Directions for this task: All the data should be repeated exactly. Any image in it is left out.

_ _ _

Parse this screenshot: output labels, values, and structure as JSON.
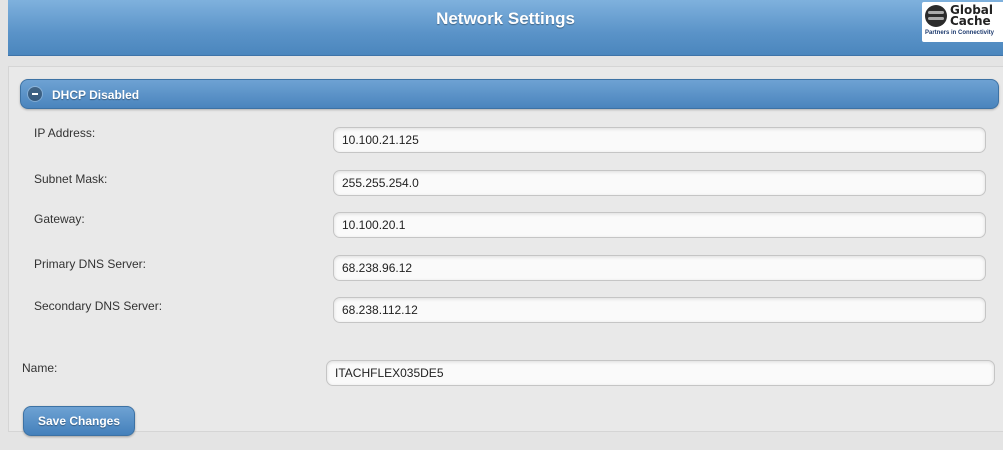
{
  "header": {
    "title": "Network Settings",
    "logo": {
      "line1": "Global",
      "line2": "Cache",
      "tagline": "Partners in Connectivity"
    }
  },
  "dhcp": {
    "label": "DHCP Disabled",
    "icon": "minus-circle-icon"
  },
  "fields": {
    "ip": {
      "label": "IP Address:",
      "value": "10.100.21.125"
    },
    "subnet": {
      "label": "Subnet Mask:",
      "value": "255.255.254.0"
    },
    "gateway": {
      "label": "Gateway:",
      "value": "10.100.20.1"
    },
    "primary_dns": {
      "label": "Primary DNS Server:",
      "value": "68.238.96.12"
    },
    "secondary_dns": {
      "label": "Secondary DNS Server:",
      "value": "68.238.112.12"
    },
    "name": {
      "label": "Name:",
      "value": "ITACHFLEX035DE5"
    }
  },
  "actions": {
    "save_label": "Save Changes"
  },
  "colors": {
    "accent": "#4a84bd",
    "background": "#e4e4e4"
  }
}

_ _ _

Exercise answer:
Parse this screenshot: output labels, values, and structure as JSON.
{
  "header": {
    "title": "Network Settings",
    "logo": {
      "line1": "Global",
      "line2": "Cache",
      "tagline": "Partners in Connectivity"
    }
  },
  "dhcp": {
    "label": "DHCP Disabled",
    "icon": "minus-circle-icon"
  },
  "fields": {
    "ip": {
      "label": "IP Address:",
      "value": "10.100.21.125"
    },
    "subnet": {
      "label": "Subnet Mask:",
      "value": "255.255.254.0"
    },
    "gateway": {
      "label": "Gateway:",
      "value": "10.100.20.1"
    },
    "primary_dns": {
      "label": "Primary DNS Server:",
      "value": "68.238.96.12"
    },
    "secondary_dns": {
      "label": "Secondary DNS Server:",
      "value": "68.238.112.12"
    },
    "name": {
      "label": "Name:",
      "value": "ITACHFLEX035DE5"
    }
  },
  "actions": {
    "save_label": "Save Changes"
  },
  "colors": {
    "accent": "#4a84bd",
    "background": "#e4e4e4"
  }
}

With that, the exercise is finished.